## EXERCISE DIRECTIONS
Give an exact transcription of every line, dropping the images.

## DATASET
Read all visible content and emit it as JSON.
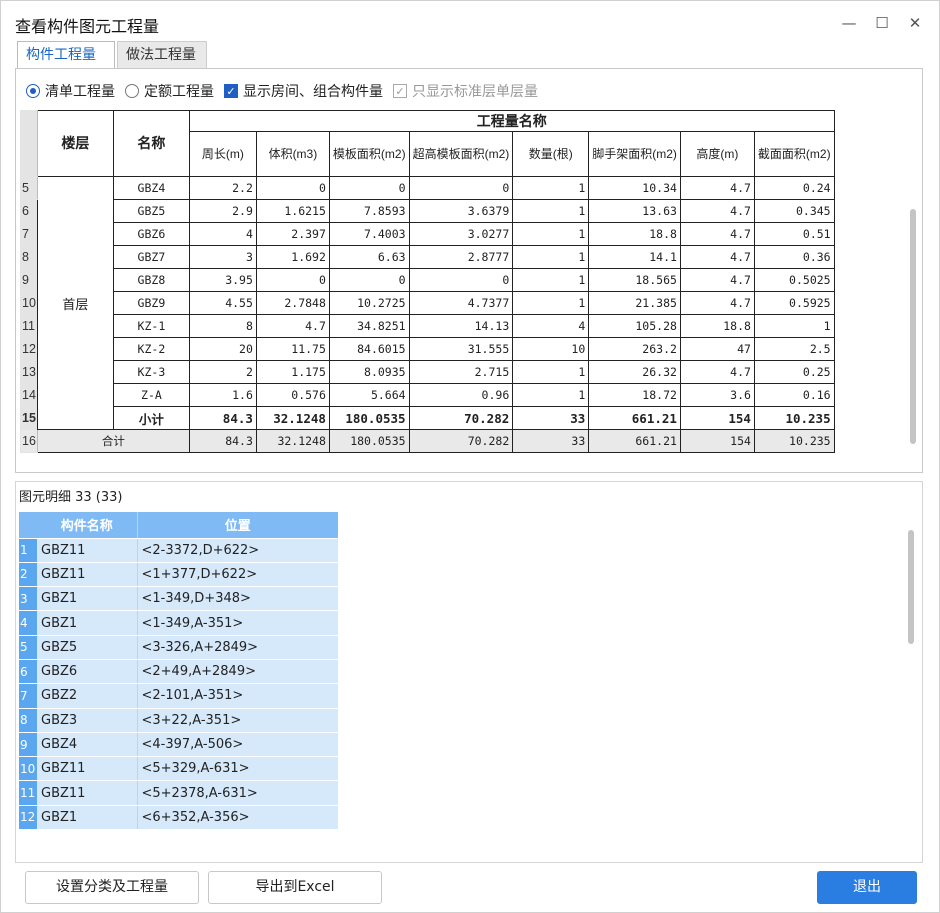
{
  "window": {
    "title": "查看构件图元工程量",
    "min": "—",
    "max": "☐",
    "close": "✕"
  },
  "tabs": [
    {
      "label": "构件工程量",
      "active": true
    },
    {
      "label": "做法工程量",
      "active": false
    }
  ],
  "options": {
    "radio1": "清单工程量",
    "radio2": "定额工程量",
    "check1": "显示房间、组合构件量",
    "check2": "只显示标准层单层量"
  },
  "qty_table": {
    "header_floor": "楼层",
    "header_name": "名称",
    "header_group": "工程量名称",
    "columns": [
      "周长(m)",
      "体积(m3)",
      "模板面积(m2)",
      "超高模板面积(m2)",
      "数量(根)",
      "脚手架面积(m2)",
      "高度(m)",
      "截面面积(m2)"
    ],
    "floor": "首层",
    "rows": [
      {
        "n": "5",
        "name": "GBZ4",
        "v": [
          "2.2",
          "0",
          "0",
          "0",
          "1",
          "10.34",
          "4.7",
          "0.24"
        ]
      },
      {
        "n": "6",
        "name": "GBZ5",
        "v": [
          "2.9",
          "1.6215",
          "7.8593",
          "3.6379",
          "1",
          "13.63",
          "4.7",
          "0.345"
        ]
      },
      {
        "n": "7",
        "name": "GBZ6",
        "v": [
          "4",
          "2.397",
          "7.4003",
          "3.0277",
          "1",
          "18.8",
          "4.7",
          "0.51"
        ]
      },
      {
        "n": "8",
        "name": "GBZ7",
        "v": [
          "3",
          "1.692",
          "6.63",
          "2.8777",
          "1",
          "14.1",
          "4.7",
          "0.36"
        ]
      },
      {
        "n": "9",
        "name": "GBZ8",
        "v": [
          "3.95",
          "0",
          "0",
          "0",
          "1",
          "18.565",
          "4.7",
          "0.5025"
        ]
      },
      {
        "n": "10",
        "name": "GBZ9",
        "v": [
          "4.55",
          "2.7848",
          "10.2725",
          "4.7377",
          "1",
          "21.385",
          "4.7",
          "0.5925"
        ]
      },
      {
        "n": "11",
        "name": "KZ-1",
        "v": [
          "8",
          "4.7",
          "34.8251",
          "14.13",
          "4",
          "105.28",
          "18.8",
          "1"
        ]
      },
      {
        "n": "12",
        "name": "KZ-2",
        "v": [
          "20",
          "11.75",
          "84.6015",
          "31.555",
          "10",
          "263.2",
          "47",
          "2.5"
        ]
      },
      {
        "n": "13",
        "name": "KZ-3",
        "v": [
          "2",
          "1.175",
          "8.0935",
          "2.715",
          "1",
          "26.32",
          "4.7",
          "0.25"
        ]
      },
      {
        "n": "14",
        "name": "Z-A",
        "v": [
          "1.6",
          "0.576",
          "5.664",
          "0.96",
          "1",
          "18.72",
          "3.6",
          "0.16"
        ]
      }
    ],
    "subtotal": {
      "n": "15",
      "name": "小计",
      "v": [
        "84.3",
        "32.1248",
        "180.0535",
        "70.282",
        "33",
        "661.21",
        "154",
        "10.235"
      ]
    },
    "total": {
      "n": "16",
      "name": "合计",
      "v": [
        "84.3",
        "32.1248",
        "180.0535",
        "70.282",
        "33",
        "661.21",
        "154",
        "10.235"
      ]
    }
  },
  "detail": {
    "title": "图元明细  33 (33)",
    "col1": "构件名称",
    "col2": "位置",
    "rows": [
      {
        "n": "1",
        "name": "GBZ11",
        "pos": "<2-3372,D+622>"
      },
      {
        "n": "2",
        "name": "GBZ11",
        "pos": "<1+377,D+622>"
      },
      {
        "n": "3",
        "name": "GBZ1",
        "pos": "<1-349,D+348>"
      },
      {
        "n": "4",
        "name": "GBZ1",
        "pos": "<1-349,A-351>"
      },
      {
        "n": "5",
        "name": "GBZ5",
        "pos": "<3-326,A+2849>"
      },
      {
        "n": "6",
        "name": "GBZ6",
        "pos": "<2+49,A+2849>"
      },
      {
        "n": "7",
        "name": "GBZ2",
        "pos": "<2-101,A-351>"
      },
      {
        "n": "8",
        "name": "GBZ3",
        "pos": "<3+22,A-351>"
      },
      {
        "n": "9",
        "name": "GBZ4",
        "pos": "<4-397,A-506>"
      },
      {
        "n": "10",
        "name": "GBZ11",
        "pos": "<5+329,A-631>"
      },
      {
        "n": "11",
        "name": "GBZ11",
        "pos": "<5+2378,A-631>"
      },
      {
        "n": "12",
        "name": "GBZ1",
        "pos": "<6+352,A-356>"
      }
    ]
  },
  "buttons": {
    "settings": "设置分类及工程量",
    "export": "导出到Excel",
    "exit": "退出"
  }
}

## TASK RESPONSE
Read all visible content and emit it as JSON.
{
  "window": {
    "title": "查看构件图元工程量",
    "min": "—",
    "max": "☐",
    "close": "✕"
  },
  "tabs": [
    {
      "label": "构件工程量",
      "active": true
    },
    {
      "label": "做法工程量",
      "active": false
    }
  ],
  "options": {
    "radio1": "清单工程量",
    "radio2": "定额工程量",
    "check1": "显示房间、组合构件量",
    "check2": "只显示标准层单层量"
  },
  "qty_table": {
    "header_floor": "楼层",
    "header_name": "名称",
    "header_group": "工程量名称",
    "columns": [
      "周长(m)",
      "体积(m3)",
      "模板面积(m2)",
      "超高模板面积(m2)",
      "数量(根)",
      "脚手架面积(m2)",
      "高度(m)",
      "截面面积(m2)"
    ],
    "floor": "首层",
    "rows": [
      {
        "n": "5",
        "name": "GBZ4",
        "v": [
          "2.2",
          "0",
          "0",
          "0",
          "1",
          "10.34",
          "4.7",
          "0.24"
        ]
      },
      {
        "n": "6",
        "name": "GBZ5",
        "v": [
          "2.9",
          "1.6215",
          "7.8593",
          "3.6379",
          "1",
          "13.63",
          "4.7",
          "0.345"
        ]
      },
      {
        "n": "7",
        "name": "GBZ6",
        "v": [
          "4",
          "2.397",
          "7.4003",
          "3.0277",
          "1",
          "18.8",
          "4.7",
          "0.51"
        ]
      },
      {
        "n": "8",
        "name": "GBZ7",
        "v": [
          "3",
          "1.692",
          "6.63",
          "2.8777",
          "1",
          "14.1",
          "4.7",
          "0.36"
        ]
      },
      {
        "n": "9",
        "name": "GBZ8",
        "v": [
          "3.95",
          "0",
          "0",
          "0",
          "1",
          "18.565",
          "4.7",
          "0.5025"
        ]
      },
      {
        "n": "10",
        "name": "GBZ9",
        "v": [
          "4.55",
          "2.7848",
          "10.2725",
          "4.7377",
          "1",
          "21.385",
          "4.7",
          "0.5925"
        ]
      },
      {
        "n": "11",
        "name": "KZ-1",
        "v": [
          "8",
          "4.7",
          "34.8251",
          "14.13",
          "4",
          "105.28",
          "18.8",
          "1"
        ]
      },
      {
        "n": "12",
        "name": "KZ-2",
        "v": [
          "20",
          "11.75",
          "84.6015",
          "31.555",
          "10",
          "263.2",
          "47",
          "2.5"
        ]
      },
      {
        "n": "13",
        "name": "KZ-3",
        "v": [
          "2",
          "1.175",
          "8.0935",
          "2.715",
          "1",
          "26.32",
          "4.7",
          "0.25"
        ]
      },
      {
        "n": "14",
        "name": "Z-A",
        "v": [
          "1.6",
          "0.576",
          "5.664",
          "0.96",
          "1",
          "18.72",
          "3.6",
          "0.16"
        ]
      }
    ],
    "subtotal": {
      "n": "15",
      "name": "小计",
      "v": [
        "84.3",
        "32.1248",
        "180.0535",
        "70.282",
        "33",
        "661.21",
        "154",
        "10.235"
      ]
    },
    "total": {
      "n": "16",
      "name": "合计",
      "v": [
        "84.3",
        "32.1248",
        "180.0535",
        "70.282",
        "33",
        "661.21",
        "154",
        "10.235"
      ]
    }
  },
  "detail": {
    "title": "图元明细  33 (33)",
    "col1": "构件名称",
    "col2": "位置",
    "rows": [
      {
        "n": "1",
        "name": "GBZ11",
        "pos": "<2-3372,D+622>"
      },
      {
        "n": "2",
        "name": "GBZ11",
        "pos": "<1+377,D+622>"
      },
      {
        "n": "3",
        "name": "GBZ1",
        "pos": "<1-349,D+348>"
      },
      {
        "n": "4",
        "name": "GBZ1",
        "pos": "<1-349,A-351>"
      },
      {
        "n": "5",
        "name": "GBZ5",
        "pos": "<3-326,A+2849>"
      },
      {
        "n": "6",
        "name": "GBZ6",
        "pos": "<2+49,A+2849>"
      },
      {
        "n": "7",
        "name": "GBZ2",
        "pos": "<2-101,A-351>"
      },
      {
        "n": "8",
        "name": "GBZ3",
        "pos": "<3+22,A-351>"
      },
      {
        "n": "9",
        "name": "GBZ4",
        "pos": "<4-397,A-506>"
      },
      {
        "n": "10",
        "name": "GBZ11",
        "pos": "<5+329,A-631>"
      },
      {
        "n": "11",
        "name": "GBZ11",
        "pos": "<5+2378,A-631>"
      },
      {
        "n": "12",
        "name": "GBZ1",
        "pos": "<6+352,A-356>"
      }
    ]
  },
  "buttons": {
    "settings": "设置分类及工程量",
    "export": "导出到Excel",
    "exit": "退出"
  }
}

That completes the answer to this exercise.